# [Task requirements]
Reproduce the records below in full and word for word, excluding pictures.

* Begin Available data *

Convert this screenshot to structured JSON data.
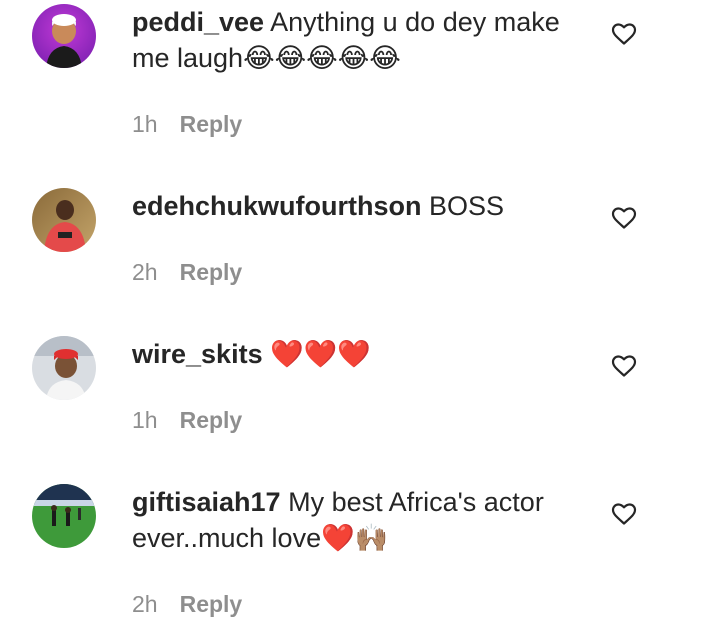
{
  "comments": [
    {
      "username": "peddi_vee",
      "text": "Anything u do dey make me laugh😂😂😂😂😂",
      "time": "1h",
      "reply_label": "Reply",
      "avatar_icon": "purple-cartoon-avatar",
      "like_icon": "heart-outline-icon"
    },
    {
      "username": "edehchukwufourthson",
      "text": "BOSS",
      "time": "2h",
      "reply_label": "Reply",
      "avatar_icon": "person-photo-avatar",
      "like_icon": "heart-outline-icon"
    },
    {
      "username": "wire_skits",
      "text": "❤️❤️❤️",
      "time": "1h",
      "reply_label": "Reply",
      "avatar_icon": "person-red-cap-avatar",
      "like_icon": "heart-outline-icon"
    },
    {
      "username": "giftisaiah17",
      "text": "My best Africa's actor ever..much love❤️🙌🏽",
      "time": "2h",
      "reply_label": "Reply",
      "avatar_icon": "football-field-avatar",
      "like_icon": "heart-outline-icon"
    }
  ],
  "colors": {
    "username": "#262626",
    "text": "#262626",
    "meta": "#8e8e8e"
  }
}
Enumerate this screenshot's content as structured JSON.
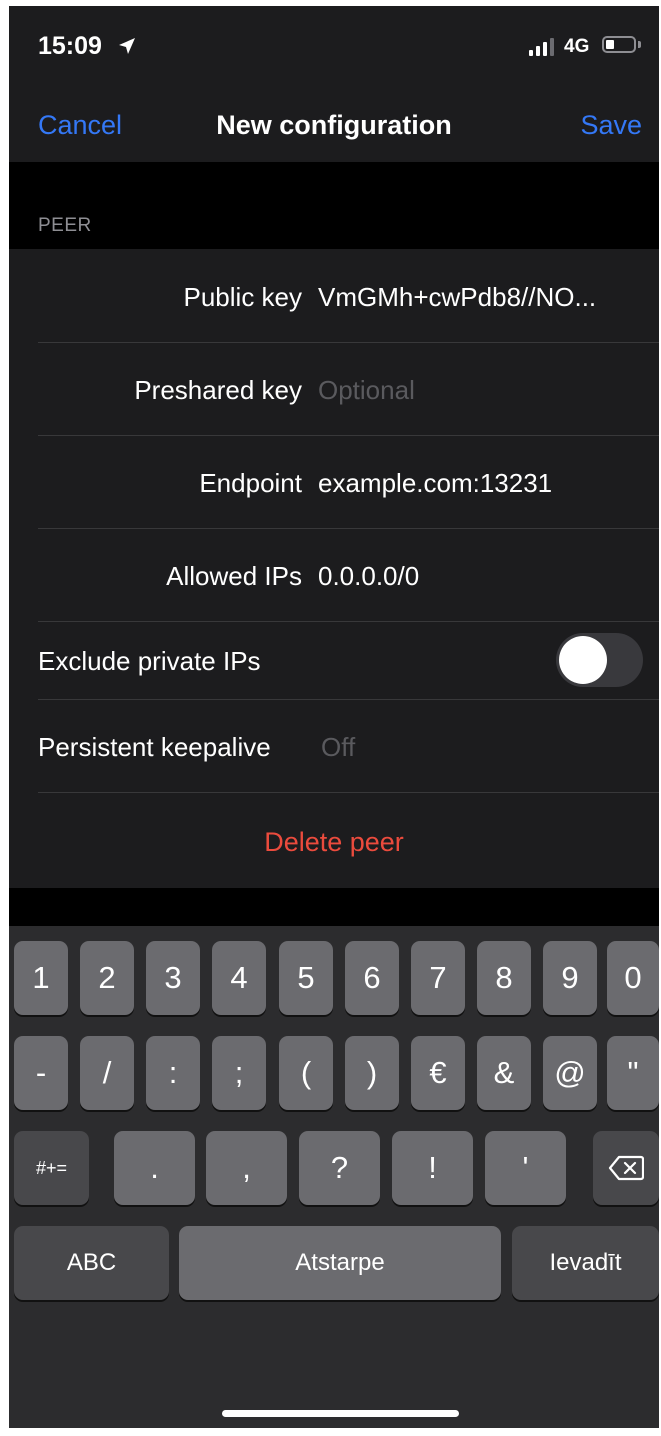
{
  "status_bar": {
    "time": "15:09",
    "network": "4G"
  },
  "nav": {
    "cancel": "Cancel",
    "title": "New configuration",
    "save": "Save"
  },
  "section": {
    "header": "PEER"
  },
  "fields": {
    "public_key": {
      "label": "Public key",
      "value": "VmGMh+cwPdb8//NO..."
    },
    "preshared_key": {
      "label": "Preshared key",
      "placeholder": "Optional"
    },
    "endpoint": {
      "label": "Endpoint",
      "value": "example.com:13231"
    },
    "allowed_ips": {
      "label": "Allowed IPs",
      "value": "0.0.0.0/0"
    },
    "exclude_private_ips": {
      "label": "Exclude private IPs",
      "on": false
    },
    "persistent_keepalive": {
      "label": "Persistent keepalive",
      "placeholder": "Off"
    }
  },
  "actions": {
    "delete_peer": "Delete peer"
  },
  "keyboard": {
    "row1": [
      "1",
      "2",
      "3",
      "4",
      "5",
      "6",
      "7",
      "8",
      "9",
      "0"
    ],
    "row2": [
      "-",
      "/",
      ":",
      ";",
      "(",
      ")",
      "€",
      "&",
      "@",
      "\""
    ],
    "row3_symbols_key": "#+=",
    "row3": [
      ".",
      ",",
      "?",
      "!",
      "'"
    ],
    "abc": "ABC",
    "space": "Atstarpe",
    "return": "Ievadīt"
  },
  "colors": {
    "accent": "#3478f6",
    "destructive": "#eb4b3d",
    "background": "#000000",
    "cell": "#1c1c1e"
  }
}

* End Available data *

# [Solution]
Convert this screenshot to structured JSON data.
{
  "comments": [
    {
      "username": "peddi_vee",
      "text": "Anything u do dey make me laugh😂😂😂😂😂",
      "time": "1h",
      "reply_label": "Reply",
      "avatar_icon": "purple-cartoon-avatar",
      "like_icon": "heart-outline-icon"
    },
    {
      "username": "edehchukwufourthson",
      "text": "BOSS",
      "time": "2h",
      "reply_label": "Reply",
      "avatar_icon": "person-photo-avatar",
      "like_icon": "heart-outline-icon"
    },
    {
      "username": "wire_skits",
      "text": "❤️❤️❤️",
      "time": "1h",
      "reply_label": "Reply",
      "avatar_icon": "person-red-cap-avatar",
      "like_icon": "heart-outline-icon"
    },
    {
      "username": "giftisaiah17",
      "text": "My best Africa's actor ever..much love❤️🙌🏽",
      "time": "2h",
      "reply_label": "Reply",
      "avatar_icon": "football-field-avatar",
      "like_icon": "heart-outline-icon"
    }
  ],
  "colors": {
    "username": "#262626",
    "text": "#262626",
    "meta": "#8e8e8e"
  }
}
Enumerate this screenshot's content as structured JSON.
{
  "status_bar": {
    "time": "15:09",
    "network": "4G"
  },
  "nav": {
    "cancel": "Cancel",
    "title": "New configuration",
    "save": "Save"
  },
  "section": {
    "header": "PEER"
  },
  "fields": {
    "public_key": {
      "label": "Public key",
      "value": "VmGMh+cwPdb8//NO..."
    },
    "preshared_key": {
      "label": "Preshared key",
      "placeholder": "Optional"
    },
    "endpoint": {
      "label": "Endpoint",
      "value": "example.com:13231"
    },
    "allowed_ips": {
      "label": "Allowed IPs",
      "value": "0.0.0.0/0"
    },
    "exclude_private_ips": {
      "label": "Exclude private IPs",
      "on": false
    },
    "persistent_keepalive": {
      "label": "Persistent keepalive",
      "placeholder": "Off"
    }
  },
  "actions": {
    "delete_peer": "Delete peer"
  },
  "keyboard": {
    "row1": [
      "1",
      "2",
      "3",
      "4",
      "5",
      "6",
      "7",
      "8",
      "9",
      "0"
    ],
    "row2": [
      "-",
      "/",
      ":",
      ";",
      "(",
      ")",
      "€",
      "&",
      "@",
      "\""
    ],
    "row3_symbols_key": "#+=",
    "row3": [
      ".",
      ",",
      "?",
      "!",
      "'"
    ],
    "abc": "ABC",
    "space": "Atstarpe",
    "return": "Ievadīt"
  },
  "colors": {
    "accent": "#3478f6",
    "destructive": "#eb4b3d",
    "background": "#000000",
    "cell": "#1c1c1e"
  }
}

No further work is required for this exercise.